Rows from a dataset:
● ● ● ●

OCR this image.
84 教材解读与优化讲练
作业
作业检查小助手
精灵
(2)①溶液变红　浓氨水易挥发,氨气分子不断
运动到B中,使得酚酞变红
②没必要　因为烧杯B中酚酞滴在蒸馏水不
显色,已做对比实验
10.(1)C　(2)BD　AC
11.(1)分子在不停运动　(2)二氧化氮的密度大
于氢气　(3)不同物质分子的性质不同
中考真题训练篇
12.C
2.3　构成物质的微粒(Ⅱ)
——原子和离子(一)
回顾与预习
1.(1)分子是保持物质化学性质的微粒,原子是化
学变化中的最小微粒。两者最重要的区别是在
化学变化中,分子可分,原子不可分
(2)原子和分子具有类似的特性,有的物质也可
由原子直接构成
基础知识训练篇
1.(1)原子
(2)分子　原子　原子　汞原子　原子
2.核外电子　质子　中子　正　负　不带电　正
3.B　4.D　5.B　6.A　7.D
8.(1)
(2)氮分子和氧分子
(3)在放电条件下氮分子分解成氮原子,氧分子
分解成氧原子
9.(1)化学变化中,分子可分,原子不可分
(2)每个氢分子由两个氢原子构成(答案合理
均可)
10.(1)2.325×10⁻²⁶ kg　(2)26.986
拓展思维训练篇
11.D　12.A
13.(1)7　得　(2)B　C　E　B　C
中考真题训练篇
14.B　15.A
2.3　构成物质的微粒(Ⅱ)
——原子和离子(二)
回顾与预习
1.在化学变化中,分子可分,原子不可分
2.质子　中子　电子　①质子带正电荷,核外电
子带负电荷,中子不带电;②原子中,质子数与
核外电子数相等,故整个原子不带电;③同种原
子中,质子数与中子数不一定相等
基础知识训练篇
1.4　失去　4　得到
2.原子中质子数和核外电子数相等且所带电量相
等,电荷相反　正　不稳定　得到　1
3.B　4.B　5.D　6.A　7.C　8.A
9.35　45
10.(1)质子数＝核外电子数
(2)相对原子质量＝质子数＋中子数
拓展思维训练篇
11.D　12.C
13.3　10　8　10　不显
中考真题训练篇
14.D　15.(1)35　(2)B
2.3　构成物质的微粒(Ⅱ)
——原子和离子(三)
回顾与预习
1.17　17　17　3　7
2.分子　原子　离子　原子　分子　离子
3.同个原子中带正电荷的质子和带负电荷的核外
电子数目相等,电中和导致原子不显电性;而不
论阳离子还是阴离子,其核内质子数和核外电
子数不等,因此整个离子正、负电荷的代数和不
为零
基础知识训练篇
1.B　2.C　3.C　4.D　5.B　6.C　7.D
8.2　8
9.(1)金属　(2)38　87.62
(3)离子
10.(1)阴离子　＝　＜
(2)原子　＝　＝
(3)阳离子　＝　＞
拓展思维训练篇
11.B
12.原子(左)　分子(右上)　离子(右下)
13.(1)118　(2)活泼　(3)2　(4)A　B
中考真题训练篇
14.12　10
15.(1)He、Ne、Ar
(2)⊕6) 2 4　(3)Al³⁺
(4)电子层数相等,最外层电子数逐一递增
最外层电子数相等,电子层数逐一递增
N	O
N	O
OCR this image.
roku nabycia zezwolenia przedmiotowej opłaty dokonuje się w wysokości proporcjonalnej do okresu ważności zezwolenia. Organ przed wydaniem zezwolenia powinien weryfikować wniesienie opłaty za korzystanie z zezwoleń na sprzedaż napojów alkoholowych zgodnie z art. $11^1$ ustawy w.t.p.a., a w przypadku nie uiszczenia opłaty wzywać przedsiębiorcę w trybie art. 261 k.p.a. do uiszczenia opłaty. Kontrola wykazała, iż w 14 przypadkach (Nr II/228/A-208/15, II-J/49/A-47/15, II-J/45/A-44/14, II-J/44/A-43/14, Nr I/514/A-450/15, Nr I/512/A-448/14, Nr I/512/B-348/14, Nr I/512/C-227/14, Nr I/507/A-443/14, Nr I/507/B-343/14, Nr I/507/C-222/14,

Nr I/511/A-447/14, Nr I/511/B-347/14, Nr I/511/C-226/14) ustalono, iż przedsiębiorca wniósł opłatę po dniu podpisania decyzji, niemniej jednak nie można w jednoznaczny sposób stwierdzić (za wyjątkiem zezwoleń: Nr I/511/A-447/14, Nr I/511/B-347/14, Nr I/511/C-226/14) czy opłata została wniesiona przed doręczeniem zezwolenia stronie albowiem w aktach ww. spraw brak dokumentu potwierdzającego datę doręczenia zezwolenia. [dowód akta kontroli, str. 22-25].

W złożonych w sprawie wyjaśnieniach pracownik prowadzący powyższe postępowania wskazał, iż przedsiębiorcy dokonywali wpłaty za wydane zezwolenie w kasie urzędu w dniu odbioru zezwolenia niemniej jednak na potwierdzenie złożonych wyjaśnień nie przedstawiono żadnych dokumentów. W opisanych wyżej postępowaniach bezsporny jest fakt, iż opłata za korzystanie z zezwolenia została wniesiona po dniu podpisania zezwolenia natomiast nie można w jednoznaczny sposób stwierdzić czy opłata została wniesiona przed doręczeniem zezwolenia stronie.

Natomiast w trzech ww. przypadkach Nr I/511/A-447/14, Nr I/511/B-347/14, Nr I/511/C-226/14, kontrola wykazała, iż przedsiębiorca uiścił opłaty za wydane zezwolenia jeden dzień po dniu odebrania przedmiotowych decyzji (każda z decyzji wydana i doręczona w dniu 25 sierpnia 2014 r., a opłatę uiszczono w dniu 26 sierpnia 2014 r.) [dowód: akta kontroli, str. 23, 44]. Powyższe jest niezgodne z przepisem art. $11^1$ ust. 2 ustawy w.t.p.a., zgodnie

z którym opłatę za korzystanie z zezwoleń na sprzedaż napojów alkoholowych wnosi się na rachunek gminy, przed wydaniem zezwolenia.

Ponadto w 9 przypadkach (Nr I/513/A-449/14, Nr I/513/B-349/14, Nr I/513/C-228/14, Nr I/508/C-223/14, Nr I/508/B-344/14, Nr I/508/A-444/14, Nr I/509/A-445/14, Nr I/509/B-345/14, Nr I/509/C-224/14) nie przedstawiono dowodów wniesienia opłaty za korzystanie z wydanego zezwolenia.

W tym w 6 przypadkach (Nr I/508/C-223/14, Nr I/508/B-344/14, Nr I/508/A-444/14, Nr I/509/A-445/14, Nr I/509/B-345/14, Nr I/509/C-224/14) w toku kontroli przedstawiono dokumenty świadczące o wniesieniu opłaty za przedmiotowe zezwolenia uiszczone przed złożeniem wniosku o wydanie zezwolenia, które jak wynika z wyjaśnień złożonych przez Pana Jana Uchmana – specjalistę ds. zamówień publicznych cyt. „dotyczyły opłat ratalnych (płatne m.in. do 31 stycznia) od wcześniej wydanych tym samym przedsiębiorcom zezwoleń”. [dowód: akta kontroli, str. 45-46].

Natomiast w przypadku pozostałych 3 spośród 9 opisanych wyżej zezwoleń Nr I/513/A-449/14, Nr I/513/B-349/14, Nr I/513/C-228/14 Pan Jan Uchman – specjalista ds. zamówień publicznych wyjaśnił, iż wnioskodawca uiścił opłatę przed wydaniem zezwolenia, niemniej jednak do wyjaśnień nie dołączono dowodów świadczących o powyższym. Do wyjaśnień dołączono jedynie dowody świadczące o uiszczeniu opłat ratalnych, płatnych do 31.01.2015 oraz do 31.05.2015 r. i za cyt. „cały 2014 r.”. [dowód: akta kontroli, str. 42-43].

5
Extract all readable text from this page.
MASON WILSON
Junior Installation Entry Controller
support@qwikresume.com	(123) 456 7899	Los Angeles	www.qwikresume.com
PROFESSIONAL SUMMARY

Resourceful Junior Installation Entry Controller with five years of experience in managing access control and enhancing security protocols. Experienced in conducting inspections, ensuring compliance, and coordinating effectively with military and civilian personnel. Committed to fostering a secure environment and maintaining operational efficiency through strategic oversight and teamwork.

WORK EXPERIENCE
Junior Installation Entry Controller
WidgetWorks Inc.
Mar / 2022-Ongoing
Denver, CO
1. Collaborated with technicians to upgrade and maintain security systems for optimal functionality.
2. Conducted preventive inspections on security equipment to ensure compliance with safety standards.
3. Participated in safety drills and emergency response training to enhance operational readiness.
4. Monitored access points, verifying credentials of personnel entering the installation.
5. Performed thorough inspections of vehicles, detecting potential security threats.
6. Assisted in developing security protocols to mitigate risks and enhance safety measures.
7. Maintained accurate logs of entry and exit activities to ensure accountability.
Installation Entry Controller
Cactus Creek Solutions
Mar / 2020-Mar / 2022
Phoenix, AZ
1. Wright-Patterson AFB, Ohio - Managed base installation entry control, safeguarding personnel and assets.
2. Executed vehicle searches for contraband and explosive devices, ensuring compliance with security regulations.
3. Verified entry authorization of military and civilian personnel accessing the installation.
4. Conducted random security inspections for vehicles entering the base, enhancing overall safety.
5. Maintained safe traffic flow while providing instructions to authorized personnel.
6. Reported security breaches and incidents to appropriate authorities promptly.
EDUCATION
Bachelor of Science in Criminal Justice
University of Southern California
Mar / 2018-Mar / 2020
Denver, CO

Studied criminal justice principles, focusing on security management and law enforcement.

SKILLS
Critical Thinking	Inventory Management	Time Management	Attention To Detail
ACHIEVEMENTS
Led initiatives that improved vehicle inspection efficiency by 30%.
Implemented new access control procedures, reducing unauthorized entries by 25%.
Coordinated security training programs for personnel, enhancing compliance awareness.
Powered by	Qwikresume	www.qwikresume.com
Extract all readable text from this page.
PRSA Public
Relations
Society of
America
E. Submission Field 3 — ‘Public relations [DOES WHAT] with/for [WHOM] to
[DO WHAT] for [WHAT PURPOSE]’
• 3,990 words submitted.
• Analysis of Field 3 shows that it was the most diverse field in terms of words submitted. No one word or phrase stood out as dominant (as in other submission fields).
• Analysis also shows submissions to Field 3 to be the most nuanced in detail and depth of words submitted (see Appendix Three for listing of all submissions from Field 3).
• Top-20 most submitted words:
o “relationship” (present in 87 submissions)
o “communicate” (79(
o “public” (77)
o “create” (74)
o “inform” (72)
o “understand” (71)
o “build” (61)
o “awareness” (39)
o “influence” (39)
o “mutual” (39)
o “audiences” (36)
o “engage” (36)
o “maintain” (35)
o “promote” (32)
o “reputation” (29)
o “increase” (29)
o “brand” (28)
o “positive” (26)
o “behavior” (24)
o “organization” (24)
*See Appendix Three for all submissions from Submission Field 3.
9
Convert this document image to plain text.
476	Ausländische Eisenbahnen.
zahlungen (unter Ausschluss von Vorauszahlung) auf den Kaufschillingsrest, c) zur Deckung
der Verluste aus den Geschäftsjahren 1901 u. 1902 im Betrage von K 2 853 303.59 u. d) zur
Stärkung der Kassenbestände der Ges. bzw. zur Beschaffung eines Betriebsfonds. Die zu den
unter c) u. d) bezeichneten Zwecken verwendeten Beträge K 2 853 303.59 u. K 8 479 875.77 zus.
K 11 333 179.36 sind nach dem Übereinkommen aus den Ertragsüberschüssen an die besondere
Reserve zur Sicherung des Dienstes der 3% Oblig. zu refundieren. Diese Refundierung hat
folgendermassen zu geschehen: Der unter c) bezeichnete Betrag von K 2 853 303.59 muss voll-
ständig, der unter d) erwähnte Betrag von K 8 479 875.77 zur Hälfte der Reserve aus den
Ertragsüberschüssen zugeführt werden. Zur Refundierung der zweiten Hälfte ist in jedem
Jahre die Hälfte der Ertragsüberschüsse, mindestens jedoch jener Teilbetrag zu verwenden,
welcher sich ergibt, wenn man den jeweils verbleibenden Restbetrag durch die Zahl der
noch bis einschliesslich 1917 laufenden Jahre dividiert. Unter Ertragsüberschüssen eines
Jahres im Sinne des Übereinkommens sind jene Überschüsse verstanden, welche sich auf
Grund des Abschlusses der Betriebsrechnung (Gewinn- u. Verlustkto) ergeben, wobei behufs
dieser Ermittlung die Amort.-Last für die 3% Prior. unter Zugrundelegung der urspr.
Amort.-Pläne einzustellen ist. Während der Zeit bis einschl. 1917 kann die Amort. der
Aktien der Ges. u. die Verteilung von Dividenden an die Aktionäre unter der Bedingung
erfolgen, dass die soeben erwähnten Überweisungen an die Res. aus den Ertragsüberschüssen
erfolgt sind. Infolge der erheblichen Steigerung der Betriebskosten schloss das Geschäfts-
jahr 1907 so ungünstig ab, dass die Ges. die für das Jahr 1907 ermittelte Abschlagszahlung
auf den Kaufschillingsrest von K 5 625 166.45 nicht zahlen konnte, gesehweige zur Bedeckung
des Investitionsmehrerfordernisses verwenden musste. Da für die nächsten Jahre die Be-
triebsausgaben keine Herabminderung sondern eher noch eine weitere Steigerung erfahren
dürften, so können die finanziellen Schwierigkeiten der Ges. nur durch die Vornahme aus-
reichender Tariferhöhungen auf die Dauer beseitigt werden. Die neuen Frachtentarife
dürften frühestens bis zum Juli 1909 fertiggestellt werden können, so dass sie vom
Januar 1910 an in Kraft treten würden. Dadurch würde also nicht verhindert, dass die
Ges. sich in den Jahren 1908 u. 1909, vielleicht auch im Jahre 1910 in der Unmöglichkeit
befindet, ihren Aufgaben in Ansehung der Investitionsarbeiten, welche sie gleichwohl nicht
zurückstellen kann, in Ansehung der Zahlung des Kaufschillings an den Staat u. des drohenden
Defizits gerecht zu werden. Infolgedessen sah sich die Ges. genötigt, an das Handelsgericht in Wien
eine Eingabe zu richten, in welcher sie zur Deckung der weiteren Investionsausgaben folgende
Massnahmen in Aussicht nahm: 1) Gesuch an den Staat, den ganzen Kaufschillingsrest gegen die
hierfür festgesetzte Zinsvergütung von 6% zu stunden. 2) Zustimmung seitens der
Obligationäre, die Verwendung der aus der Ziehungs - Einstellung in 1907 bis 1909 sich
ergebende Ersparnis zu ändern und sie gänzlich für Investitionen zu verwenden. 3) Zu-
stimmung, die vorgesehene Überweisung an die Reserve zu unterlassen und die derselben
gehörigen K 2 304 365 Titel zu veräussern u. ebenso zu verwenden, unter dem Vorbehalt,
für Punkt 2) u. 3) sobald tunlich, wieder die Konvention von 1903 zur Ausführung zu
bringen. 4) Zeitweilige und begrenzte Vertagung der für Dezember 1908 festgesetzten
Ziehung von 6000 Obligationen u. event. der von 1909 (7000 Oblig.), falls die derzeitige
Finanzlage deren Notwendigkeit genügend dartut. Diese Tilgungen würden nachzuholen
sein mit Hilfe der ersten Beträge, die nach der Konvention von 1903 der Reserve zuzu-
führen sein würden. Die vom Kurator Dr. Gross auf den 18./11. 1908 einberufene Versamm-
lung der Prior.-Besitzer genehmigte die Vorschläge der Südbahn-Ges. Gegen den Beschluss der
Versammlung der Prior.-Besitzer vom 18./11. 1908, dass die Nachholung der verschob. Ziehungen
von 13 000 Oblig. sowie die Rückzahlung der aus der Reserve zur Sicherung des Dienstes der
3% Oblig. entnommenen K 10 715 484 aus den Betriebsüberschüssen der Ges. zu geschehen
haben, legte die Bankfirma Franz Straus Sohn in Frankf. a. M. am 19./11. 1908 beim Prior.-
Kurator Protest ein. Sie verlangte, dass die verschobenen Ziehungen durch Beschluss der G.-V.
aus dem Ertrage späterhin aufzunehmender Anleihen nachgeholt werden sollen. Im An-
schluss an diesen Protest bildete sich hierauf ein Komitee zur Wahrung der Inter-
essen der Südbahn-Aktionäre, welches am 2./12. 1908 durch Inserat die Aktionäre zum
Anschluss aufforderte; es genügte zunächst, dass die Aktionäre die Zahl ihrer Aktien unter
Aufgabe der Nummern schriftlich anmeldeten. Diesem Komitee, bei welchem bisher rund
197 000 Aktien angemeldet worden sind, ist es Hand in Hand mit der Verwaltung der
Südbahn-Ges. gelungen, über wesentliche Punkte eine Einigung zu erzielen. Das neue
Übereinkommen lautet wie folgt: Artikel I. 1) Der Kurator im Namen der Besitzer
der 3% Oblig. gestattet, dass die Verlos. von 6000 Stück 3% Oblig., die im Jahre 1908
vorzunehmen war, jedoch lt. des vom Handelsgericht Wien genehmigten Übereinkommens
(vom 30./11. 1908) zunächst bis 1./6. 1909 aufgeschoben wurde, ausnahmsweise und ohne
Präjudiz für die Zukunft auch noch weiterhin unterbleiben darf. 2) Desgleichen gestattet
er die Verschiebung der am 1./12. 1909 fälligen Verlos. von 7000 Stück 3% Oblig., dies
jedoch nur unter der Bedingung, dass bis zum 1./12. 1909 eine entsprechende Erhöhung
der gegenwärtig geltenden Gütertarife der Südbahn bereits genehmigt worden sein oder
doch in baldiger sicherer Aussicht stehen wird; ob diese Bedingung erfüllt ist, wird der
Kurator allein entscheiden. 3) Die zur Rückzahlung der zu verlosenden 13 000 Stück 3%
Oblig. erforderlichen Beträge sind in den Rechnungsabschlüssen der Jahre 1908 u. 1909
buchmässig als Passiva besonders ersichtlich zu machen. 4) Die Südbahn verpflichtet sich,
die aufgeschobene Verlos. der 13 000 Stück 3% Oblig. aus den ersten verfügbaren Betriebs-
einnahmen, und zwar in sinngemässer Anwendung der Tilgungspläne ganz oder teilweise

● ● ● ●

What to work on:
Return all lines containing "welcher".

Exercise result:
welcher sich ergibt, wenn man den jeweils verbleibenden Restbetrag durch die Zahl der
eine Eingabe zu richten, in welcher sie zur Deckung der weiteren Investionsausgaben folgende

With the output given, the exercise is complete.